Skip the pictures. Transcribe the rest of the data below without changing a word.
━━━ Materials provided
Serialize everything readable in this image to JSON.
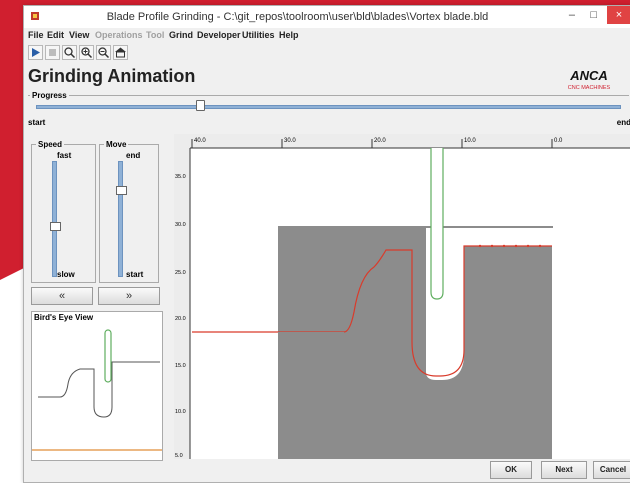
{
  "window": {
    "title": "Blade Profile Grinding - C:\\git_repos\\toolroom\\user\\bld\\blades\\Vortex blade.bld",
    "minimize": "–",
    "maximize": "□",
    "close": "×"
  },
  "menu": {
    "items": [
      {
        "label": "File",
        "enabled": true
      },
      {
        "label": "Edit",
        "enabled": true
      },
      {
        "label": "View",
        "enabled": true
      },
      {
        "label": "Operations",
        "enabled": false
      },
      {
        "label": "Tool",
        "enabled": false
      },
      {
        "label": "Grind",
        "enabled": true
      },
      {
        "label": "Developer",
        "enabled": true
      },
      {
        "label": "Utilities",
        "enabled": true
      },
      {
        "label": "Help",
        "enabled": true
      }
    ]
  },
  "toolbar": {
    "icons": [
      "play-icon",
      "stop-icon",
      "zoom-fit-icon",
      "zoom-in-icon",
      "zoom-out-icon",
      "home-view-icon"
    ]
  },
  "page": {
    "heading": "Grinding Animation",
    "logo": {
      "brand": "ANCA",
      "sub": "CNC MACHINES",
      "color": "#d01f2f"
    }
  },
  "progress": {
    "label": "Progress",
    "start_label": "start",
    "end_label": "end",
    "value": 0.28
  },
  "speed": {
    "label": "Speed",
    "top": "fast",
    "bottom": "slow",
    "value": 0.43
  },
  "move": {
    "label": "Move",
    "top": "end",
    "bottom": "start",
    "value": 0.75
  },
  "nav": {
    "back": "«",
    "forward": "»"
  },
  "birds_eye": {
    "label": "Bird's Eye View"
  },
  "ruler": {
    "x_ticks": [
      "40.0",
      "30.0",
      "20.0",
      "10.0",
      "0.0"
    ],
    "y_ticks": [
      "35.0",
      "30.0",
      "25.0",
      "20.0",
      "15.0",
      "10.0",
      "5.0"
    ]
  },
  "buttons": {
    "ok": "OK",
    "next": "Next",
    "cancel": "Cancel"
  },
  "colors": {
    "accent_red": "#d01f2f",
    "block_gray": "#8c8c8c",
    "profile_red": "#d93b2b",
    "wheel_green": "#5fae5f",
    "slider_blue": "#8fb1d6"
  }
}
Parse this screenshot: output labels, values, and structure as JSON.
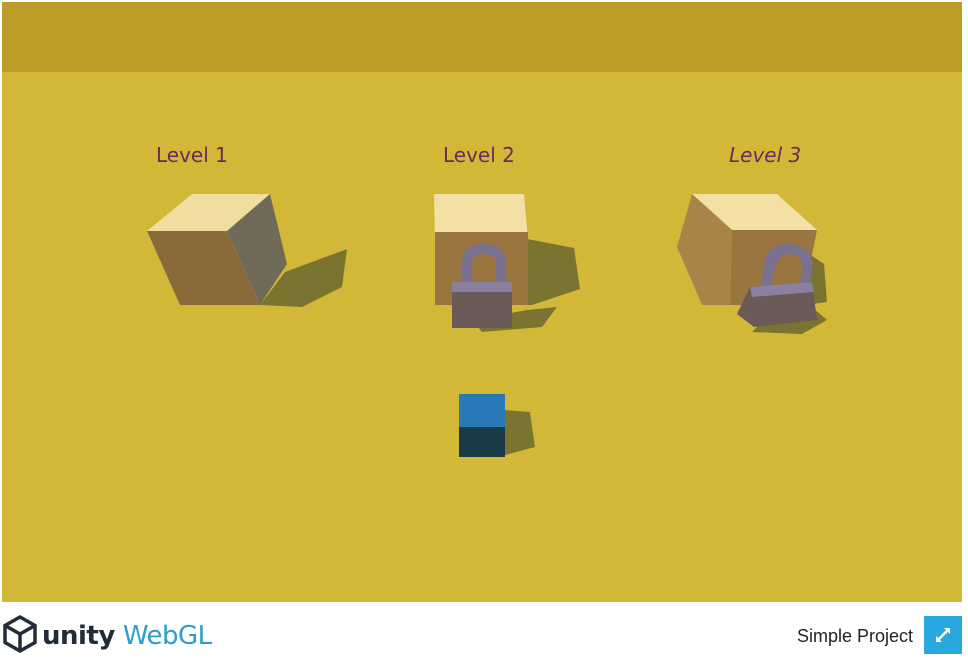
{
  "game": {
    "levels": [
      {
        "label": "Level 1",
        "locked": false
      },
      {
        "label": "Level 2",
        "locked": true
      },
      {
        "label": "Level 3",
        "locked": true
      }
    ],
    "colors": {
      "floor": "#d3b838",
      "back_wall": "#bc9d2a",
      "label": "#6b2a5a",
      "player": "#2a7ab8"
    }
  },
  "footer": {
    "logo_word": "unity",
    "logo_platform": "WebGL",
    "project_title": "Simple Project",
    "fullscreen_icon": "fullscreen-icon"
  }
}
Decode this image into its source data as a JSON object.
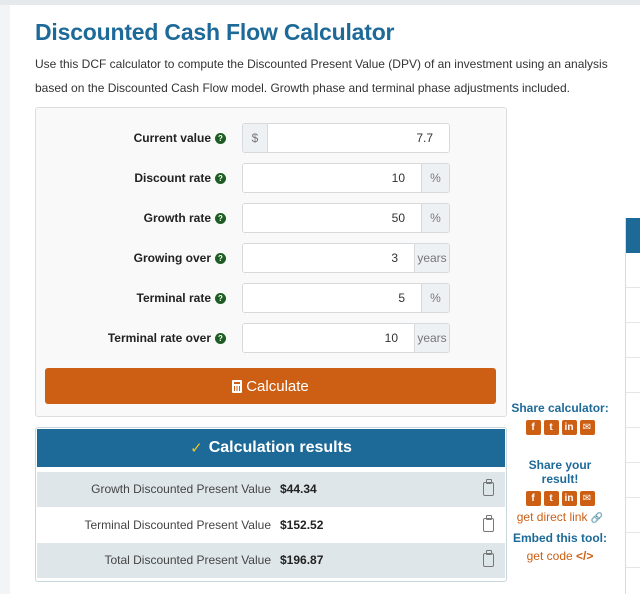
{
  "page": {
    "title": "Discounted Cash Flow Calculator",
    "intro": "Use this DCF calculator to compute the Discounted Present Value (DPV) of an investment using an analysis based on the Discounted Cash Flow model. Growth phase and terminal phase adjustments included."
  },
  "form": {
    "fields": [
      {
        "label": "Current value",
        "value": "7.7",
        "prefix": "$",
        "suffix": null,
        "help_icon": "question-circle-icon"
      },
      {
        "label": "Discount rate",
        "value": "10",
        "prefix": null,
        "suffix": "%",
        "help_icon": "question-circle-icon"
      },
      {
        "label": "Growth rate",
        "value": "50",
        "prefix": null,
        "suffix": "%",
        "help_icon": "question-circle-icon"
      },
      {
        "label": "Growing over",
        "value": "3",
        "prefix": null,
        "suffix": "years",
        "help_icon": "question-circle-icon"
      },
      {
        "label": "Terminal rate",
        "value": "5",
        "prefix": null,
        "suffix": "%",
        "help_icon": "question-circle-icon"
      },
      {
        "label": "Terminal rate over",
        "value": "10",
        "prefix": null,
        "suffix": "years",
        "help_icon": "question-circle-icon"
      }
    ],
    "help_glyph": "?",
    "calculate_label": "Calculate",
    "calculate_icon": "calculator-icon"
  },
  "results": {
    "header": "Calculation results",
    "header_icon": "checkmark-icon",
    "check_glyph": "✓",
    "rows": [
      {
        "label": "Growth Discounted Present Value",
        "value": "$44.34"
      },
      {
        "label": "Terminal Discounted Present Value",
        "value": "$152.52"
      },
      {
        "label": "Total Discounted Present Value",
        "value": "$196.87"
      }
    ]
  },
  "sidebar": {
    "share_calculator": "Share calculator:",
    "share_result": "Share your result!",
    "direct_link": "get direct link",
    "direct_link_glyph": "🔗",
    "embed_title": "Embed this tool:",
    "get_code": "get code",
    "code_glyph": "</>",
    "social": [
      {
        "name": "facebook",
        "glyph": "f"
      },
      {
        "name": "twitter",
        "glyph": "t"
      },
      {
        "name": "linkedin",
        "glyph": "in"
      },
      {
        "name": "email",
        "glyph": "✉"
      }
    ]
  },
  "colors": {
    "brand_blue": "#1d6a99",
    "accent_orange": "#cc5f14",
    "help_green": "#1d5d24"
  }
}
━━━━━━
[Task response]:
Serialize everything readable in this image to JSON.
{
  "window": {
    "title": "Blade Profile Grinding - C:\\git_repos\\toolroom\\user\\bld\\blades\\Vortex blade.bld",
    "minimize": "–",
    "maximize": "□",
    "close": "×"
  },
  "menu": {
    "items": [
      {
        "label": "File",
        "enabled": true
      },
      {
        "label": "Edit",
        "enabled": true
      },
      {
        "label": "View",
        "enabled": true
      },
      {
        "label": "Operations",
        "enabled": false
      },
      {
        "label": "Tool",
        "enabled": false
      },
      {
        "label": "Grind",
        "enabled": true
      },
      {
        "label": "Developer",
        "enabled": true
      },
      {
        "label": "Utilities",
        "enabled": true
      },
      {
        "label": "Help",
        "enabled": true
      }
    ]
  },
  "toolbar": {
    "icons": [
      "play-icon",
      "stop-icon",
      "zoom-fit-icon",
      "zoom-in-icon",
      "zoom-out-icon",
      "home-view-icon"
    ]
  },
  "page": {
    "heading": "Grinding Animation",
    "logo": {
      "brand": "ANCA",
      "sub": "CNC MACHINES",
      "color": "#d01f2f"
    }
  },
  "progress": {
    "label": "Progress",
    "start_label": "start",
    "end_label": "end",
    "value": 0.28
  },
  "speed": {
    "label": "Speed",
    "top": "fast",
    "bottom": "slow",
    "value": 0.43
  },
  "move": {
    "label": "Move",
    "top": "end",
    "bottom": "start",
    "value": 0.75
  },
  "nav": {
    "back": "«",
    "forward": "»"
  },
  "birds_eye": {
    "label": "Bird's Eye View"
  },
  "ruler": {
    "x_ticks": [
      "40.0",
      "30.0",
      "20.0",
      "10.0",
      "0.0"
    ],
    "y_ticks": [
      "35.0",
      "30.0",
      "25.0",
      "20.0",
      "15.0",
      "10.0",
      "5.0"
    ]
  },
  "buttons": {
    "ok": "OK",
    "next": "Next",
    "cancel": "Cancel"
  },
  "colors": {
    "accent_red": "#d01f2f",
    "block_gray": "#8c8c8c",
    "profile_red": "#d93b2b",
    "wheel_green": "#5fae5f",
    "slider_blue": "#8fb1d6"
  }
}
Parse this screenshot: output labels, values, and structure as JSON.
{
  "game": {
    "levels": [
      {
        "label": "Level 1",
        "locked": false
      },
      {
        "label": "Level 2",
        "locked": true
      },
      {
        "label": "Level 3",
        "locked": true
      }
    ],
    "colors": {
      "floor": "#d3b838",
      "back_wall": "#bc9d2a",
      "label": "#6b2a5a",
      "player": "#2a7ab8"
    }
  },
  "footer": {
    "logo_word": "unity",
    "logo_platform": "WebGL",
    "project_title": "Simple Project",
    "fullscreen_icon": "fullscreen-icon"
  }
}
Decode this image into its source data as a JSON object.
{
  "page": {
    "title": "Discounted Cash Flow Calculator",
    "intro": "Use this DCF calculator to compute the Discounted Present Value (DPV) of an investment using an analysis based on the Discounted Cash Flow model. Growth phase and terminal phase adjustments included."
  },
  "form": {
    "fields": [
      {
        "label": "Current value",
        "value": "7.7",
        "prefix": "$",
        "suffix": null,
        "help_icon": "question-circle-icon"
      },
      {
        "label": "Discount rate",
        "value": "10",
        "prefix": null,
        "suffix": "%",
        "help_icon": "question-circle-icon"
      },
      {
        "label": "Growth rate",
        "value": "50",
        "prefix": null,
        "suffix": "%",
        "help_icon": "question-circle-icon"
      },
      {
        "label": "Growing over",
        "value": "3",
        "prefix": null,
        "suffix": "years",
        "help_icon": "question-circle-icon"
      },
      {
        "label": "Terminal rate",
        "value": "5",
        "prefix": null,
        "suffix": "%",
        "help_icon": "question-circle-icon"
      },
      {
        "label": "Terminal rate over",
        "value": "10",
        "prefix": null,
        "suffix": "years",
        "help_icon": "question-circle-icon"
      }
    ],
    "help_glyph": "?",
    "calculate_label": "Calculate",
    "calculate_icon": "calculator-icon"
  },
  "results": {
    "header": "Calculation results",
    "header_icon": "checkmark-icon",
    "check_glyph": "✓",
    "rows": [
      {
        "label": "Growth Discounted Present Value",
        "value": "$44.34"
      },
      {
        "label": "Terminal Discounted Present Value",
        "value": "$152.52"
      },
      {
        "label": "Total Discounted Present Value",
        "value": "$196.87"
      }
    ]
  },
  "sidebar": {
    "share_calculator": "Share calculator:",
    "share_result": "Share your result!",
    "direct_link": "get direct link",
    "direct_link_glyph": "🔗",
    "embed_title": "Embed this tool:",
    "get_code": "get code",
    "code_glyph": "</>",
    "social": [
      {
        "name": "facebook",
        "glyph": "f"
      },
      {
        "name": "twitter",
        "glyph": "t"
      },
      {
        "name": "linkedin",
        "glyph": "in"
      },
      {
        "name": "email",
        "glyph": "✉"
      }
    ]
  },
  "colors": {
    "brand_blue": "#1d6a99",
    "accent_orange": "#cc5f14",
    "help_green": "#1d5d24"
  }
}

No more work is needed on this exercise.